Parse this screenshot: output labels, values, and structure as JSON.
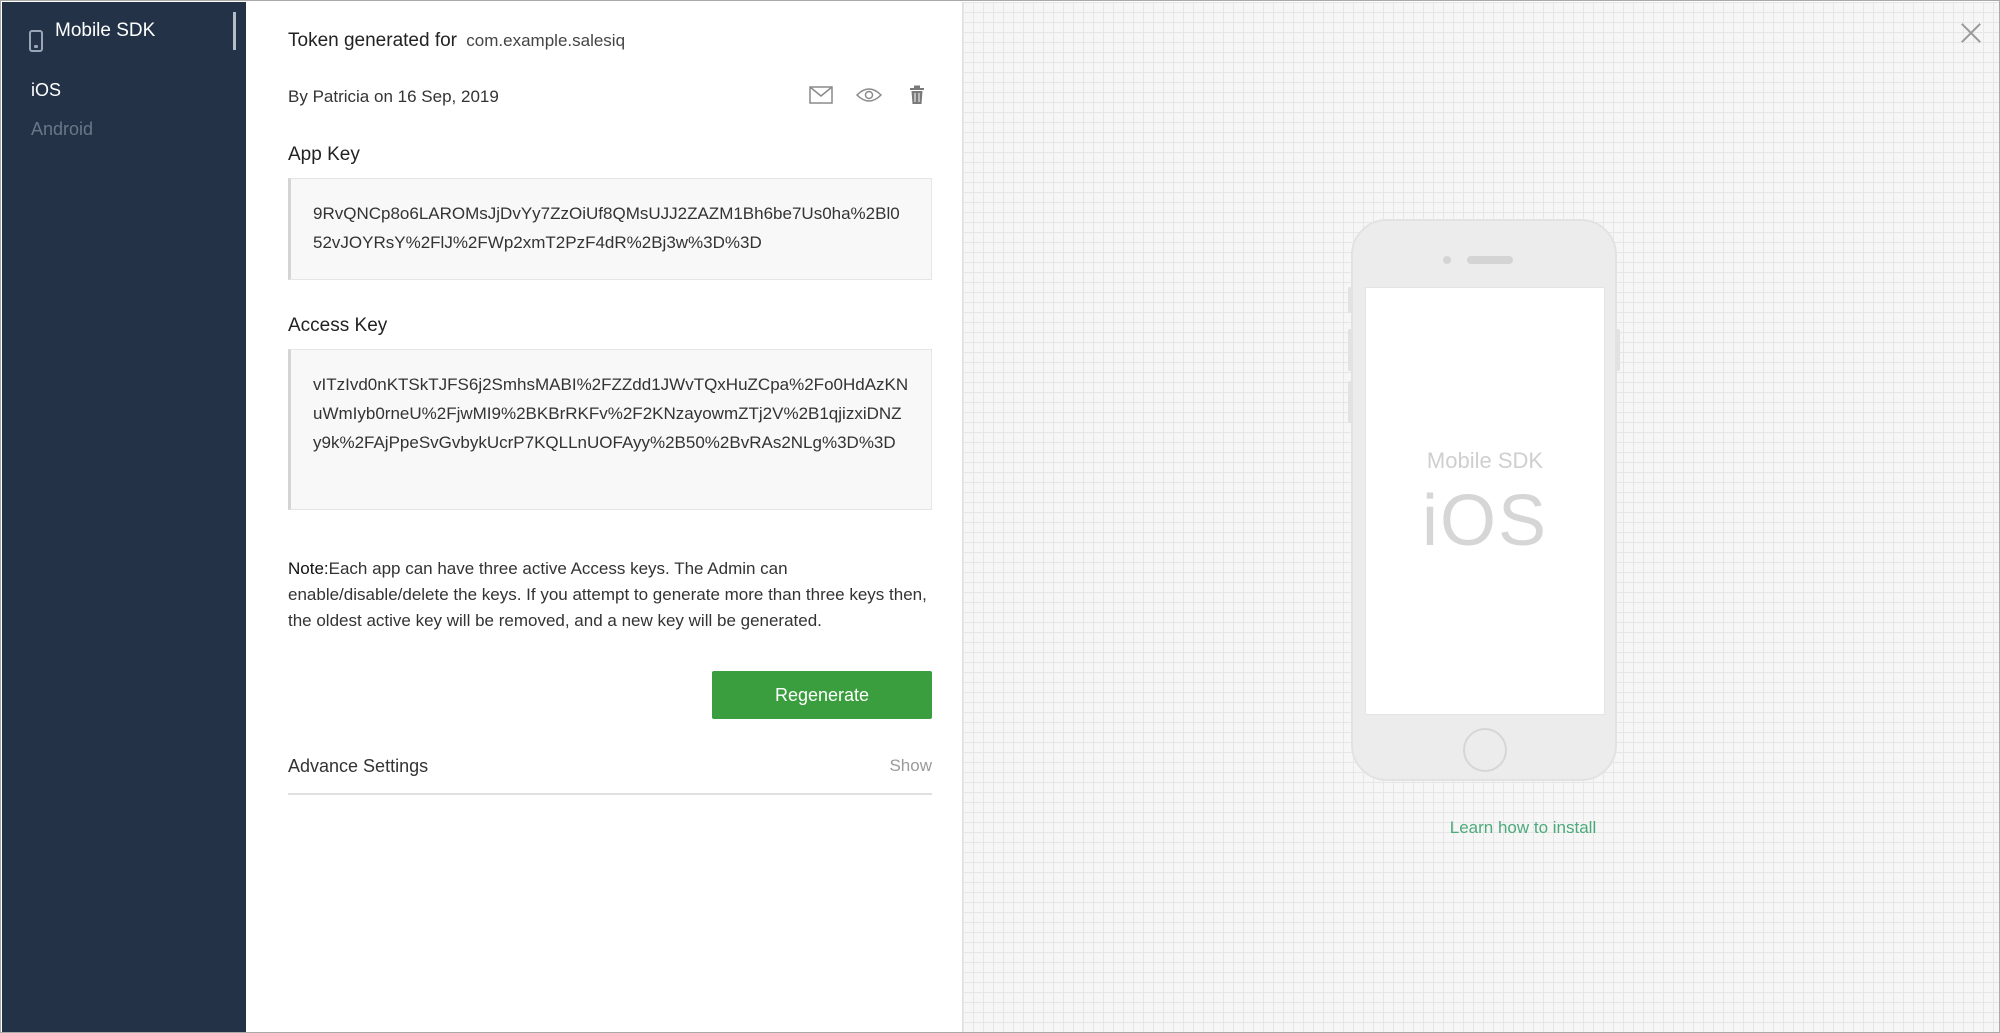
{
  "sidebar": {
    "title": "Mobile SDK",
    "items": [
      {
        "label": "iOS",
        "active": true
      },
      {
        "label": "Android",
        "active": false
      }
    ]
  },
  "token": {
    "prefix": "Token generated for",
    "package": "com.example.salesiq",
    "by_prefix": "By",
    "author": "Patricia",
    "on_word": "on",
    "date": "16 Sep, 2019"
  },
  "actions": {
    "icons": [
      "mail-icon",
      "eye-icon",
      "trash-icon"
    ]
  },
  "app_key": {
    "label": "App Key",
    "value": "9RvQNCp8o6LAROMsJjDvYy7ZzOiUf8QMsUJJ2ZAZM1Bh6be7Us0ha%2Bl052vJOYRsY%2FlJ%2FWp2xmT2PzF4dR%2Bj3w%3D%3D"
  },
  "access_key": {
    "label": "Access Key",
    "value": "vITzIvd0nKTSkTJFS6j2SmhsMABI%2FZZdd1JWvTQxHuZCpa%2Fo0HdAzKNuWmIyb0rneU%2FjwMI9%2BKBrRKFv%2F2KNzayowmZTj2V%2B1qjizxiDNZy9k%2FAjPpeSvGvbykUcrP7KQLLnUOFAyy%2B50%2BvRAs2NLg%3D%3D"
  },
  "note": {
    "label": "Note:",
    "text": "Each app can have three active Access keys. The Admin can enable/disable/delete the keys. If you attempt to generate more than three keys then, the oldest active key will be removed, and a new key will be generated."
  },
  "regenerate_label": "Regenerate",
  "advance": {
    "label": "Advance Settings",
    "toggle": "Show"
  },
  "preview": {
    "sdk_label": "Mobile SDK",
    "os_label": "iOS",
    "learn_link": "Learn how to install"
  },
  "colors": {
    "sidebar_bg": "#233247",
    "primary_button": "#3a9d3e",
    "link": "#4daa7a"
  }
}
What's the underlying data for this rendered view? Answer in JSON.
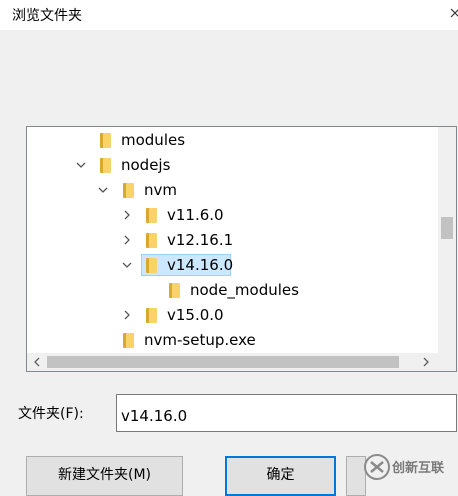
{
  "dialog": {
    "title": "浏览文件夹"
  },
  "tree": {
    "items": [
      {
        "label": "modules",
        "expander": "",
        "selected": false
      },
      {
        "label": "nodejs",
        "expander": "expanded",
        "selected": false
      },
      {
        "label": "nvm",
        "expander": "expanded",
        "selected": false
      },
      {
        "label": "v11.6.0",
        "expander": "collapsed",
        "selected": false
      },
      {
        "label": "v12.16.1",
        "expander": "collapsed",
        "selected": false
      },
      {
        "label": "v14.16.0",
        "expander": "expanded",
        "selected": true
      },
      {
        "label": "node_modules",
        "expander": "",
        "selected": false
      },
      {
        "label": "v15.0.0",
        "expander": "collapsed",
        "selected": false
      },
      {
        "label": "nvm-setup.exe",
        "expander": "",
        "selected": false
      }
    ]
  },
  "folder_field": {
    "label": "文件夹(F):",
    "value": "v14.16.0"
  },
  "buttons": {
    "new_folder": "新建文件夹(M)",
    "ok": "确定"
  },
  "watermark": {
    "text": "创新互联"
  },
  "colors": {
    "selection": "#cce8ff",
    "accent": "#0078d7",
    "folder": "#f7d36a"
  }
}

※ ※ ※

Task goal ▸ Above are entries; state the number of lines among them that contain "Mobile", and nothing else.

Solved problem ▸ 2